### WHAT IS NEEDED
Pick out the lines below that include the string "responsible".

### GIVEN DATA
>> BEGIN

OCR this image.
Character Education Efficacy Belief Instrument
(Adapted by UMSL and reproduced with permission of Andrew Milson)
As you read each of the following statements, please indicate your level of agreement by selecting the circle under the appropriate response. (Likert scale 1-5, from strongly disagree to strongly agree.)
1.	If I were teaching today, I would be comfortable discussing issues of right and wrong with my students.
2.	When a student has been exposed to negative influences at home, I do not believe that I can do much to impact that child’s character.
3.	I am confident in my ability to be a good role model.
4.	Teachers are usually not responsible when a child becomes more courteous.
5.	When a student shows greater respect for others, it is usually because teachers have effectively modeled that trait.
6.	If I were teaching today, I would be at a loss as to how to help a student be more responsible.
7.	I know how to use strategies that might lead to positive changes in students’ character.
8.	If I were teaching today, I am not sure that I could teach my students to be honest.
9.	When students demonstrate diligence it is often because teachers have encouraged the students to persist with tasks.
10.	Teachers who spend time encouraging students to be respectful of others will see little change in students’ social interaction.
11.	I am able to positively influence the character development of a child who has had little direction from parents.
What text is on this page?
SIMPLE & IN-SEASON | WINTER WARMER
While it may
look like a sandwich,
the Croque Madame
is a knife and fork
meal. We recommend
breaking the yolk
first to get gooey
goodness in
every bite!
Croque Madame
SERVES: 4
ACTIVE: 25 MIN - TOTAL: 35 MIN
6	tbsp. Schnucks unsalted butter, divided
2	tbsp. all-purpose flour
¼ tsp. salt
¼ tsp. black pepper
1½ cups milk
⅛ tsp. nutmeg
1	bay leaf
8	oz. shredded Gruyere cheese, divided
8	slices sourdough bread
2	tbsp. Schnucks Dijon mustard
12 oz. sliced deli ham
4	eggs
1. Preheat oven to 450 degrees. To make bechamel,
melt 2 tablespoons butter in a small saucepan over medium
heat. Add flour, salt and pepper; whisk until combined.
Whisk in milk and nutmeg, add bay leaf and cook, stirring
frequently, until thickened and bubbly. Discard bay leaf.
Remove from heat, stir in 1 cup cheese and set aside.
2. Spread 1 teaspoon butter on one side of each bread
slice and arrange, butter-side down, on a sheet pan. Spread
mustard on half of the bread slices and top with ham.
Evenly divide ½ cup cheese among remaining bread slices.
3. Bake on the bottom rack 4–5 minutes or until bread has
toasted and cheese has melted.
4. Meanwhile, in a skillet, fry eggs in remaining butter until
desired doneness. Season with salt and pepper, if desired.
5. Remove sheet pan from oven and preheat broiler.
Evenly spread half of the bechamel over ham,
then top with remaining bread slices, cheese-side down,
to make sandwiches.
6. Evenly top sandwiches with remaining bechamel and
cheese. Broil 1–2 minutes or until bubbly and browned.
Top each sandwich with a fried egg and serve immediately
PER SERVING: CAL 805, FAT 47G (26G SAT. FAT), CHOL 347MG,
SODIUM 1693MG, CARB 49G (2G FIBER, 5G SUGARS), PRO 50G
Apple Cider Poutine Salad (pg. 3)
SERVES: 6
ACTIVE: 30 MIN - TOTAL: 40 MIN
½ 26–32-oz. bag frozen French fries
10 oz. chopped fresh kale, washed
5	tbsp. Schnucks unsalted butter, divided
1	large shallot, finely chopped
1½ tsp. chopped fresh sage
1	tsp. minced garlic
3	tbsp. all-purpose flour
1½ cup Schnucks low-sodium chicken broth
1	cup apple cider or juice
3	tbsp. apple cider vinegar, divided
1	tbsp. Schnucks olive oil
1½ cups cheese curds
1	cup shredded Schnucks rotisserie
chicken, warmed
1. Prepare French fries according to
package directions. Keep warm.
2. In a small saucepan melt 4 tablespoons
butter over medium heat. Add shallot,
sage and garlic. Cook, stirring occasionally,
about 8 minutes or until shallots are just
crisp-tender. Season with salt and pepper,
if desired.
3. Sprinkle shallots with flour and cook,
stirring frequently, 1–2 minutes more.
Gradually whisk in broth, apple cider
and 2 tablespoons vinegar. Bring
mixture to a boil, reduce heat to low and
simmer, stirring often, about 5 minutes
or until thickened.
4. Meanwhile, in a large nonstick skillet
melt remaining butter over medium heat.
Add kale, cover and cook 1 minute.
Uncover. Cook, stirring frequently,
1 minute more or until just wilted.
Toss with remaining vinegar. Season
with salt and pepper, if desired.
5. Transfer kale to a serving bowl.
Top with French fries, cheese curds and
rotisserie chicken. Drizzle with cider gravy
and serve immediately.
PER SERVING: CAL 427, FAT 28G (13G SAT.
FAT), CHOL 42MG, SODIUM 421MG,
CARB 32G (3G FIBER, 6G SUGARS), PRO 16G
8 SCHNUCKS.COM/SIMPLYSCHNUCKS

>> END

### OUTPUT BELOW
4.	Teachers are usually not responsible when a child becomes more courteous.
6.	If I were teaching today, I would be at a loss as to how to help a student be more responsible.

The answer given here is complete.